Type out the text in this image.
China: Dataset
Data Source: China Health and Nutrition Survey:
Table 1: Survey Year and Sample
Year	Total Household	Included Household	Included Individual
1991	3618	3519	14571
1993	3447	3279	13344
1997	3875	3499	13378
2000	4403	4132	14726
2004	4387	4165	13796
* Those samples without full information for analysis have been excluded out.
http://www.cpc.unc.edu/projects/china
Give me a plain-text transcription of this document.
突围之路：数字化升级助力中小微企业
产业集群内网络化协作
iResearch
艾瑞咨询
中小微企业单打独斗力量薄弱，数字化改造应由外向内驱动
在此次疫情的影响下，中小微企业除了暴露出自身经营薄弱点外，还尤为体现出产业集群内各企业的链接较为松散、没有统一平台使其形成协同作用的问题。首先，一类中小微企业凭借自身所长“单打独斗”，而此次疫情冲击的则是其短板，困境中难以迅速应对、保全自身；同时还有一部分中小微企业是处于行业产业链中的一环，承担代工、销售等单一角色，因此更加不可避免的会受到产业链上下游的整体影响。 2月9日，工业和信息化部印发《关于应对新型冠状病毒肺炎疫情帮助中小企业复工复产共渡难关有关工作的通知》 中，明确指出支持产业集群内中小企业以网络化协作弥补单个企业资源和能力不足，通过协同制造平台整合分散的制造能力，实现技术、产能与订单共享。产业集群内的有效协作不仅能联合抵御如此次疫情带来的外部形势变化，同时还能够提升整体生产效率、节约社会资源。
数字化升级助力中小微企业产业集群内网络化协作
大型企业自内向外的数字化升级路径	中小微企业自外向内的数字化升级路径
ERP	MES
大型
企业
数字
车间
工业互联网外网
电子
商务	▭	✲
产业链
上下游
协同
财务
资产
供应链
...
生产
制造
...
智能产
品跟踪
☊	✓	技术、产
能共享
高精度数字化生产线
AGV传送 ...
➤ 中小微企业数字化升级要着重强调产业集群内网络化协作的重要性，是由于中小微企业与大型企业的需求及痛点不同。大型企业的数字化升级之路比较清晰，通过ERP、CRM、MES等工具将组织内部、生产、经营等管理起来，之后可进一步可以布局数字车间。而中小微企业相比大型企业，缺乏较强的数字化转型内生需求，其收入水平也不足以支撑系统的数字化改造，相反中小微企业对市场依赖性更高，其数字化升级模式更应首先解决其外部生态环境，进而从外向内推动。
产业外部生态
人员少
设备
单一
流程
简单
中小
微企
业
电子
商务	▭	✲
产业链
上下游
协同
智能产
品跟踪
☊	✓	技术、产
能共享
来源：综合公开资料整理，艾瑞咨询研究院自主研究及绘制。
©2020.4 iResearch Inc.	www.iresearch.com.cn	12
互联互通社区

******************************

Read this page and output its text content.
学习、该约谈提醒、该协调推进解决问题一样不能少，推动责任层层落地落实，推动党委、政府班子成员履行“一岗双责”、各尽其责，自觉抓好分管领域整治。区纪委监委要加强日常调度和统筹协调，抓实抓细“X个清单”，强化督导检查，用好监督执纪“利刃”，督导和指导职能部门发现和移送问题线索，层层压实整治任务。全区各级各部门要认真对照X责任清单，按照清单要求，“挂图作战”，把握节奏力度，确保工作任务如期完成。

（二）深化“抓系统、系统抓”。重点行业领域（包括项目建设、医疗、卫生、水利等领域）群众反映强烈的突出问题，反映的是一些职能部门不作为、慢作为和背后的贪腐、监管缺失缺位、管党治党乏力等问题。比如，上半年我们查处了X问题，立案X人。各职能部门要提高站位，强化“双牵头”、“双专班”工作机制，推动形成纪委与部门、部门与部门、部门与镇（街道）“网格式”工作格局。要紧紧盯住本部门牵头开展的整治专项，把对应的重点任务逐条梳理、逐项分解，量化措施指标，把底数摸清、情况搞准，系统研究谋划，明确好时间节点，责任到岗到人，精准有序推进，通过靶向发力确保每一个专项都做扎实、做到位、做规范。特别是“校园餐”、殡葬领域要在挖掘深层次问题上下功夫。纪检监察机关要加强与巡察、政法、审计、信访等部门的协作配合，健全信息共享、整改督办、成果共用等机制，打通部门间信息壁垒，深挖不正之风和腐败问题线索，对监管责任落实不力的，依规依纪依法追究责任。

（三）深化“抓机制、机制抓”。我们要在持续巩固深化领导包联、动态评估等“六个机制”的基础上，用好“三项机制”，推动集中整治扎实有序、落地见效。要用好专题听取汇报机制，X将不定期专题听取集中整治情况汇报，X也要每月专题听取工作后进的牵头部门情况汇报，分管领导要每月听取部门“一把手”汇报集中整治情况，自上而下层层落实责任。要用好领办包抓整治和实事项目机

******************************

• **PROBLEM REQUIREMENTS**
Copy each line from the data above that includes "iResearch".

• **REPLY TO THE TASK**
iResearch
©2020.4 iResearch Inc.	www.iresearch.com.cn	12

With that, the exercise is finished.